## Exercise description
Would you copy every line of the listing below that includes the word "papilla"?
···
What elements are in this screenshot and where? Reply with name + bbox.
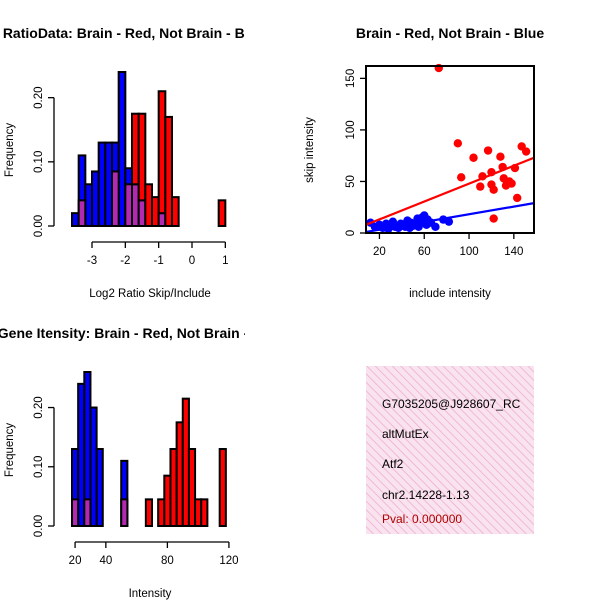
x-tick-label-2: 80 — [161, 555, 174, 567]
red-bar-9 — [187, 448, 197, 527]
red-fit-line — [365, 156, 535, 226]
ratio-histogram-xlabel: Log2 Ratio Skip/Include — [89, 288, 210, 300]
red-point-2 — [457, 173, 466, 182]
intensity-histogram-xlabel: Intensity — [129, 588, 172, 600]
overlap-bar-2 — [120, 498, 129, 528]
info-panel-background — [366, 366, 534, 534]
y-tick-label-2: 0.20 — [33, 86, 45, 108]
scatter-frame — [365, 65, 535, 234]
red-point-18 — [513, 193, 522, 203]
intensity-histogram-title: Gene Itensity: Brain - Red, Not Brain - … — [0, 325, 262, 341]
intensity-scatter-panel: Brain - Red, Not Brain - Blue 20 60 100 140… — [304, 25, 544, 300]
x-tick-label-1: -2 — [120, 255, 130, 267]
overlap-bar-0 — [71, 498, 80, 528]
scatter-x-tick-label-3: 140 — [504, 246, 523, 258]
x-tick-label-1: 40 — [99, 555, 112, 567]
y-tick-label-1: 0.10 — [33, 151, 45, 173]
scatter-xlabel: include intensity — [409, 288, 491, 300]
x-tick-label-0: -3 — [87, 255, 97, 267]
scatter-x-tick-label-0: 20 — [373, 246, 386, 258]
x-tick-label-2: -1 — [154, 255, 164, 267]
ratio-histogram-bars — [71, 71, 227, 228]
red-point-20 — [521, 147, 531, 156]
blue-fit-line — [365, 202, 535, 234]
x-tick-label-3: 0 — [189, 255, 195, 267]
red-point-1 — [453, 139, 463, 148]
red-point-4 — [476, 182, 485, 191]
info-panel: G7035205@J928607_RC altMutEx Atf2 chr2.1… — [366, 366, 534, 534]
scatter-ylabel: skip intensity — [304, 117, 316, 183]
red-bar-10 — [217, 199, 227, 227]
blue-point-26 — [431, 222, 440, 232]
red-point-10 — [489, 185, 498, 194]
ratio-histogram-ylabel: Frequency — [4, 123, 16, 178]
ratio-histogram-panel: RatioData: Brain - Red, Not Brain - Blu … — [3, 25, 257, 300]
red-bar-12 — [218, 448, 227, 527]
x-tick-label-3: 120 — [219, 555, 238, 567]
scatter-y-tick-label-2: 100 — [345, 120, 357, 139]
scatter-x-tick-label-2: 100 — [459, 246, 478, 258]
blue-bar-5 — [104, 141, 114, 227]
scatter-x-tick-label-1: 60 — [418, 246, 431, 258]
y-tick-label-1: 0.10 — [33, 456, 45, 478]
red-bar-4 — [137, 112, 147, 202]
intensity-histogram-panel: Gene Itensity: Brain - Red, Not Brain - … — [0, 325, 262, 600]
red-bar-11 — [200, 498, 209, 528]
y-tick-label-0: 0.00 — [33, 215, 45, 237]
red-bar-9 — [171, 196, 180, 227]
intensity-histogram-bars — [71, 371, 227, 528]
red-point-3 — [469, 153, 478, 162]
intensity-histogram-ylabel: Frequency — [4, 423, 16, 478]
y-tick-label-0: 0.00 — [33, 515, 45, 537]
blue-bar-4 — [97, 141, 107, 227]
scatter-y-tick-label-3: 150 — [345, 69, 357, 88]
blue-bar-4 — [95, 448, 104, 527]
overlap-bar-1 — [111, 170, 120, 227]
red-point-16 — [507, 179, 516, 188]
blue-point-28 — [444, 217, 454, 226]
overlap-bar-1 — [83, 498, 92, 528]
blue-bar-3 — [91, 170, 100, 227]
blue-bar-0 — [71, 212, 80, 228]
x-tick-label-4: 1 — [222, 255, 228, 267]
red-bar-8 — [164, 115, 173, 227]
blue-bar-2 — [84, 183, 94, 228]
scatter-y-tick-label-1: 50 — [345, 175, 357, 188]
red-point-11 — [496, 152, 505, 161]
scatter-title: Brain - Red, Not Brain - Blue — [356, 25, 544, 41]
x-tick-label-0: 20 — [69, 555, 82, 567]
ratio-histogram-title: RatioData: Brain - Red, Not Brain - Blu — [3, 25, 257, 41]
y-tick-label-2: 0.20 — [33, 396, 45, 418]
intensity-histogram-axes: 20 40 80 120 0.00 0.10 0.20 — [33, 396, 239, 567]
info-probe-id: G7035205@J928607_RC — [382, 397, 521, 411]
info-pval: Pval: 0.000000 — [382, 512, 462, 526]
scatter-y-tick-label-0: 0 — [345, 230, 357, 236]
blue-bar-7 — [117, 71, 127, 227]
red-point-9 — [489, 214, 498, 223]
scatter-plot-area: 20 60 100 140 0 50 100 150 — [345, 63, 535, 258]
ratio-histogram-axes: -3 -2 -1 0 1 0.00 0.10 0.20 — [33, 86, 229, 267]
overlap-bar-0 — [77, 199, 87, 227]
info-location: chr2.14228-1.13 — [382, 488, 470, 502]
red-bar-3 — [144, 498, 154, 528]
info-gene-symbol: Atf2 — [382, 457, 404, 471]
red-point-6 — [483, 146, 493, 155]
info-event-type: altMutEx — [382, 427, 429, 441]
···
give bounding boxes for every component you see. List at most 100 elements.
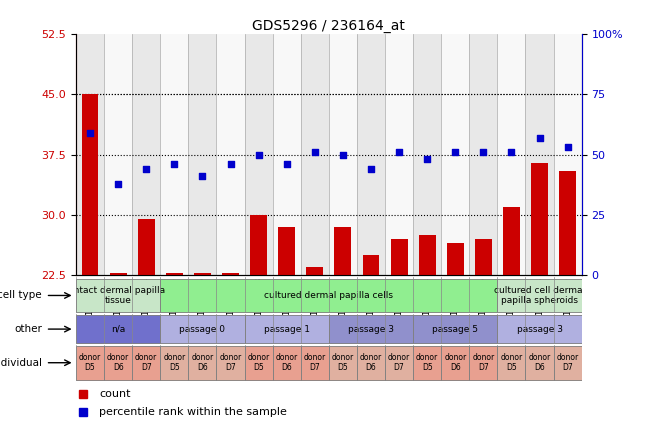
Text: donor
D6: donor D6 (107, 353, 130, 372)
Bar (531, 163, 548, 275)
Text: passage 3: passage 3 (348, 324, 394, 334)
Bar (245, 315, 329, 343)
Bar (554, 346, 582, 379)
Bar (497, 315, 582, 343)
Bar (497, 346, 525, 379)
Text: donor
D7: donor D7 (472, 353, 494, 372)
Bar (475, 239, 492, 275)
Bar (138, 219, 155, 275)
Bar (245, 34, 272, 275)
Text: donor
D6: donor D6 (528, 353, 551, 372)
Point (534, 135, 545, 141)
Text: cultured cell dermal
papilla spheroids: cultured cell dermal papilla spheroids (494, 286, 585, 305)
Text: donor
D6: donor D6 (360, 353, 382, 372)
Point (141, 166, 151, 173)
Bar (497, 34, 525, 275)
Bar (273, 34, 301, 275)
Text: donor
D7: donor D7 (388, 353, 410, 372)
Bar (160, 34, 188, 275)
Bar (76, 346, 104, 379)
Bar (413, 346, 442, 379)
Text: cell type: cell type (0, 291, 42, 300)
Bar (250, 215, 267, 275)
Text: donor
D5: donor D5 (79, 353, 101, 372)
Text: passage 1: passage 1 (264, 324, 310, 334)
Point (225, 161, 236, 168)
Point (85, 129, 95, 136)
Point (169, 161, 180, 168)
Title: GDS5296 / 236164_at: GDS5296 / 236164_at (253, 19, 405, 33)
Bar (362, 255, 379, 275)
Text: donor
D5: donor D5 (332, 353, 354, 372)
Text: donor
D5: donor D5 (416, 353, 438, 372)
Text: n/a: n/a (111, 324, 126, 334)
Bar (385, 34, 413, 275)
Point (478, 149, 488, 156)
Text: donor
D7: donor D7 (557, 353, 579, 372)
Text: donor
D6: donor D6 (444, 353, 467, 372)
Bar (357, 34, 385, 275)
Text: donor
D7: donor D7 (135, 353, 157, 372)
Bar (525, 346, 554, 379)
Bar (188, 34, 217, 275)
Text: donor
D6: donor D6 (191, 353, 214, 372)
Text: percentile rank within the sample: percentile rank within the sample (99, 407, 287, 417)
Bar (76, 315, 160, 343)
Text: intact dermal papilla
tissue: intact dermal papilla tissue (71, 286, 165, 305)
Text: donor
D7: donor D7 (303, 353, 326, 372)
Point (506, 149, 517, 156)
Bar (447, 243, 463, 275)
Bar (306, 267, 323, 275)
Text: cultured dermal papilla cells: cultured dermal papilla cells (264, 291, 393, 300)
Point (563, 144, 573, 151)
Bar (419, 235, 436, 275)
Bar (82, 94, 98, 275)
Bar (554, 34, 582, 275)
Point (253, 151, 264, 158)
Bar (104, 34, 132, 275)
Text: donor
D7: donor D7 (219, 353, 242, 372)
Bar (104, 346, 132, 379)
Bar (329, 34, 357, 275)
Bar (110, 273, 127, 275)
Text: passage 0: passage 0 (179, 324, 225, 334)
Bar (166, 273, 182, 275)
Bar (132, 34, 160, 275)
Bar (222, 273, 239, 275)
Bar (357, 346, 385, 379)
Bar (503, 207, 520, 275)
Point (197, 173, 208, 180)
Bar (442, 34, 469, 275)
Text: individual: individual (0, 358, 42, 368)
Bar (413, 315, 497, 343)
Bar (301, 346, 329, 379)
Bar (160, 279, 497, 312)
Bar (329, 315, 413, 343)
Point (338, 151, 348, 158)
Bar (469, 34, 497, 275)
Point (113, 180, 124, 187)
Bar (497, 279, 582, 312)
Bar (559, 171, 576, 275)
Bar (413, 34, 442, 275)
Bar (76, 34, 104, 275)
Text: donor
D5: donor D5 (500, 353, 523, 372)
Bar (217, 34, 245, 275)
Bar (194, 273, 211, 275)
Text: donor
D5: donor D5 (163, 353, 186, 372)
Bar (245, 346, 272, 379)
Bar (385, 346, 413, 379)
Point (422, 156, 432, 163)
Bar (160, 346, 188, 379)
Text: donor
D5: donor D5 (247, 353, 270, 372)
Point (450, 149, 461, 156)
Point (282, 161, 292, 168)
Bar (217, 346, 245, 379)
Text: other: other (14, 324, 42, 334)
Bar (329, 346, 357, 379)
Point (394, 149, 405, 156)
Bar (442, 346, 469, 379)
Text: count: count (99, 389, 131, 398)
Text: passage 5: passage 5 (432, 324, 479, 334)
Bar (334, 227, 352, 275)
···
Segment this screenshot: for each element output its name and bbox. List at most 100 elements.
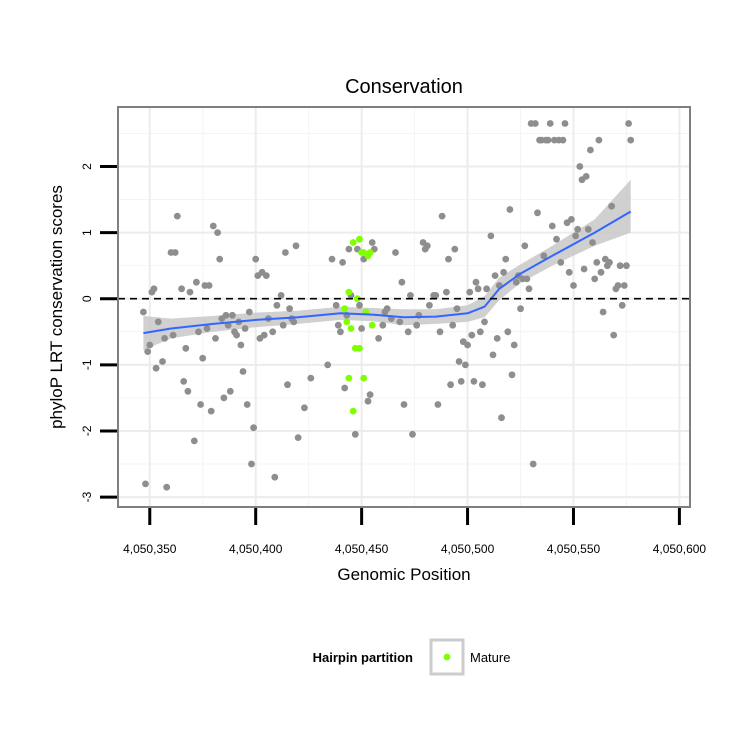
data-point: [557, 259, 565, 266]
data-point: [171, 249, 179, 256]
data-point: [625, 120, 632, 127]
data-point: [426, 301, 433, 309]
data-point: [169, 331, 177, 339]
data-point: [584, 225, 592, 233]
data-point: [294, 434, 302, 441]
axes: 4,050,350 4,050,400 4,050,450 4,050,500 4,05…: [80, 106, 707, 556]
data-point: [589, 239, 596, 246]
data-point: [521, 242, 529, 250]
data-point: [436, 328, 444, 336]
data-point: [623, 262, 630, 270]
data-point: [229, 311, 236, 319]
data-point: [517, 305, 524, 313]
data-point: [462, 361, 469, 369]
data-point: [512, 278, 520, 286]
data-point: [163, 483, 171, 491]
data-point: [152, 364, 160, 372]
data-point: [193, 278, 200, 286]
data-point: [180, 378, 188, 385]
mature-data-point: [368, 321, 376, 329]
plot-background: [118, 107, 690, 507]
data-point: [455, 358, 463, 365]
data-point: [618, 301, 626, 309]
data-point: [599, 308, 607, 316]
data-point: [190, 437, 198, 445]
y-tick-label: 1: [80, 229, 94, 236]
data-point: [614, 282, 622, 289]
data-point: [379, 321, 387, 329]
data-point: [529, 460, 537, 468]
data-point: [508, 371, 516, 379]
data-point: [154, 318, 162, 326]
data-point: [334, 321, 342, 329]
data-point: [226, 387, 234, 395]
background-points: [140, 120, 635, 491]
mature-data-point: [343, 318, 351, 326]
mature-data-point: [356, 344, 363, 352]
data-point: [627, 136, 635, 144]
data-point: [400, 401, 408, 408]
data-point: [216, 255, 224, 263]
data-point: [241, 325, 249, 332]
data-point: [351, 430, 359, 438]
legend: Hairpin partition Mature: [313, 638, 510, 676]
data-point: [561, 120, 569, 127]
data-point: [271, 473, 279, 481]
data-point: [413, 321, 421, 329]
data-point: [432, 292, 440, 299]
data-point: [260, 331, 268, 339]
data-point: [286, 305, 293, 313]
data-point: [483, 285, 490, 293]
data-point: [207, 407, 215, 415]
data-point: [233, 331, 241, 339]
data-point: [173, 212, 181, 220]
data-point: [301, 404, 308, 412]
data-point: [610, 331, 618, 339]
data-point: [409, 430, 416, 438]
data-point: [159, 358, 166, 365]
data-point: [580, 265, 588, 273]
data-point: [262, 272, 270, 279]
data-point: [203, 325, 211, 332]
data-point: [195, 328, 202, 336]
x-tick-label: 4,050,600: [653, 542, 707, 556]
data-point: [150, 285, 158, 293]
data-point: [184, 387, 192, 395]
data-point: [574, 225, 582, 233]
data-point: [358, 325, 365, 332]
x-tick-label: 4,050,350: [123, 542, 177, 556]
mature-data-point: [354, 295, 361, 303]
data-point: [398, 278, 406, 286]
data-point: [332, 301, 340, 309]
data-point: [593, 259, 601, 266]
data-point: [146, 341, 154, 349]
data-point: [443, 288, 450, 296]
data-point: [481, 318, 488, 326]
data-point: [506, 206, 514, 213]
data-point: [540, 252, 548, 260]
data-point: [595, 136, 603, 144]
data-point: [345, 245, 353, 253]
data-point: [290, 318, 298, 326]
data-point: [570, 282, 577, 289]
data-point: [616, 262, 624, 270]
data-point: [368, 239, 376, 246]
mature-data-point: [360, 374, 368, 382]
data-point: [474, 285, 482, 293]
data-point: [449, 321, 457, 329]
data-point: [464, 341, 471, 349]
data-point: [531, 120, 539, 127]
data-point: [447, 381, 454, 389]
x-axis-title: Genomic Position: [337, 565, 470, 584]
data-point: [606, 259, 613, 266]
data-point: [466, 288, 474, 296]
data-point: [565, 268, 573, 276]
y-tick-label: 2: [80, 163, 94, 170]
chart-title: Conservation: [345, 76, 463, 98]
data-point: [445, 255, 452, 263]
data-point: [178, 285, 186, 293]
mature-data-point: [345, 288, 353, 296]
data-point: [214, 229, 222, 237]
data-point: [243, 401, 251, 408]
···
## Written solution
papilla spheroids: cultured cell dermal papilla spheroids (494, 286, 585, 305)
Text: intact dermal papilla
tissue: intact dermal papilla tissue (71, 286, 165, 305)
Text: cultured dermal papilla cells: cultured dermal papilla cells (264, 291, 393, 300)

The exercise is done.